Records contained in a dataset

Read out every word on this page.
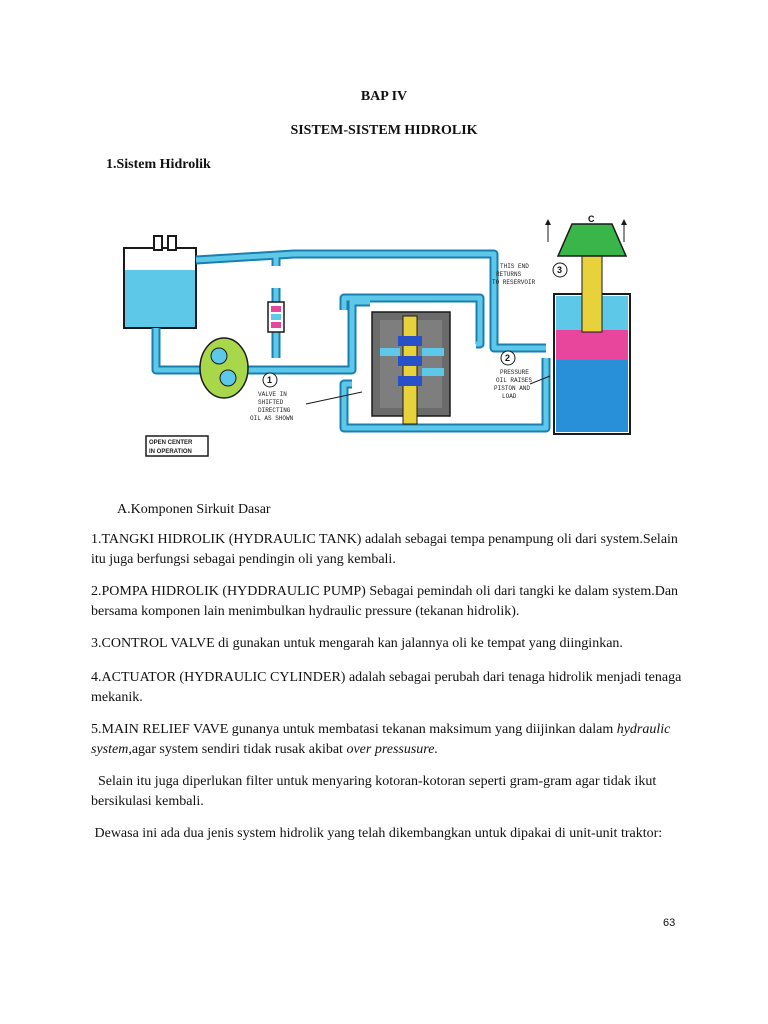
BAP IV
SISTEM-SISTEM HIDROLIK
1.Sistem Hidrolik
C
3
THIS END
RETURNS
TO RESERVOIR
2
PRESSURE
OIL RAISES
PISTON AND
LOAD
1
VALVE IN
SHIFTED
DIRECTING
OIL AS SHOWN
OPEN CENTER
IN OPERATION
A.Komponen Sirkuit Dasar
1.TANGKI HIDROLIK (HYDRAULIC TANK) adalah sebagai tempa penampung oli dari system.Selain itu juga berfungsi sebagai pendingin oli yang kembali.
2.POMPA HIDROLIK (HYDDRAULIC PUMP) Sebagai pemindah oli dari tangki ke dalam system.Dan bersama komponen lain menimbulkan hydraulic pressure (tekanan hidrolik).
3.CONTROL VALVE di gunakan untuk mengarah kan jalannya oli ke tempat yang diinginkan.
4.ACTUATOR (HYDRAULIC CYLINDER) adalah sebagai perubah dari tenaga hidrolik menjadi tenaga mekanik.
5.MAIN RELIEF VAVE gunanya untuk membatasi tekanan maksimum yang diijinkan dalam hydraulic system,agar system sendiri tidak rusak akibat over pressusure.
Selain itu juga diperlukan filter untuk menyaring kotoran-kotoran seperti gram-gram agar tidak ikut bersikulasi kembali.
Dewasa ini ada dua jenis system hidrolik yang telah dikembangkan untuk dipakai di unit-unit traktor:
63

◆ **What you need to do**: From the records given above, copy all lines containing "tekanan".

◆ **Exercise solution**:
2.POMPA HIDROLIK (HYDDRAULIC PUMP) Sebagai pemindah oli dari tangki ke dalam system.Dan bersama komponen lain menimbulkan hydraulic pressure (tekanan hidrolik).
5.MAIN RELIEF VAVE gunanya untuk membatasi tekanan maksimum yang diijinkan dalam hydraulic system,agar system sendiri tidak rusak akibat over pressusure.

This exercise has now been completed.